**Available records**
---+---

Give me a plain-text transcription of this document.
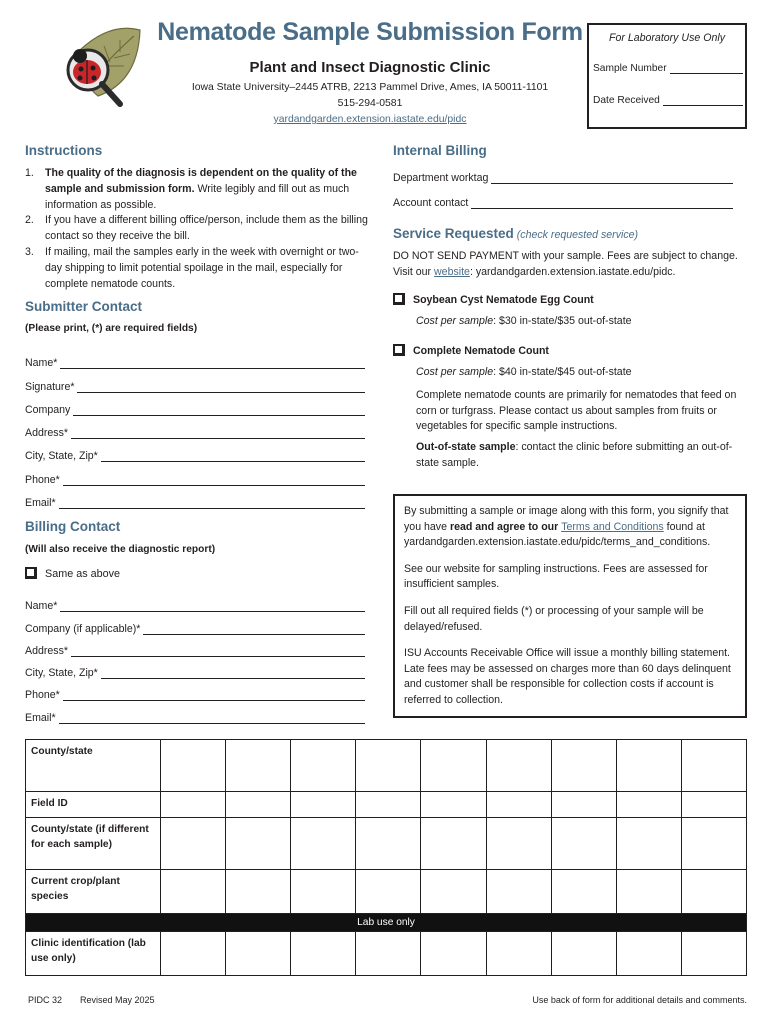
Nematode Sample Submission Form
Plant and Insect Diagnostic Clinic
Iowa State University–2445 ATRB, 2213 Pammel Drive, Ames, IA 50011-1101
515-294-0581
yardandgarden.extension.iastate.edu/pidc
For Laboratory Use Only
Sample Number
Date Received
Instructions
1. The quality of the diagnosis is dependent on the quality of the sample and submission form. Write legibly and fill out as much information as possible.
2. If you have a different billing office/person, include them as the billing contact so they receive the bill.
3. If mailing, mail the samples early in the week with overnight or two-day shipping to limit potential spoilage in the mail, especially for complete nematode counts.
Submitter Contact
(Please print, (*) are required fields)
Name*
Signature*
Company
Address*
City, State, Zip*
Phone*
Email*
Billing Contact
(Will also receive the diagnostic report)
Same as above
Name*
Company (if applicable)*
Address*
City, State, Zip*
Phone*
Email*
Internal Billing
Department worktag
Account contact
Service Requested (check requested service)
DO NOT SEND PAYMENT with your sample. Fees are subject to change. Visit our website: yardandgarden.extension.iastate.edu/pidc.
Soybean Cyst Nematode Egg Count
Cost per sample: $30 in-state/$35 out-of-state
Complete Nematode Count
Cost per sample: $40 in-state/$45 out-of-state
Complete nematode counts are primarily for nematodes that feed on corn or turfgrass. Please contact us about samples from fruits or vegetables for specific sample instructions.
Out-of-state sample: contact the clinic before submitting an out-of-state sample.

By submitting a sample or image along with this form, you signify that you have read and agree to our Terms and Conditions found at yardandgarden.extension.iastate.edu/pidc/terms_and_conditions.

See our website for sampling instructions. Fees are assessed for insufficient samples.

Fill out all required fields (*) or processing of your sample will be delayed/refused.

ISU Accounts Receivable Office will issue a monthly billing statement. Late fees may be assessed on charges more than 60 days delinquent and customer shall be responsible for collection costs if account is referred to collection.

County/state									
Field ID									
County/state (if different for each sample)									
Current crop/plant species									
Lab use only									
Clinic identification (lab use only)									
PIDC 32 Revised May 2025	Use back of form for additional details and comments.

---+---

**Required work**
Look through the lines above and collect those with the word "submitting".

**Response to the exercise**
Out-of-state sample: contact the clinic before submitting an out-of-state sample.
By submitting a sample or image along with this form, you signify that you have read and agree to our Terms and Conditions found at yardandgarden.extension.iastate.edu/pidc/terms_and_conditions.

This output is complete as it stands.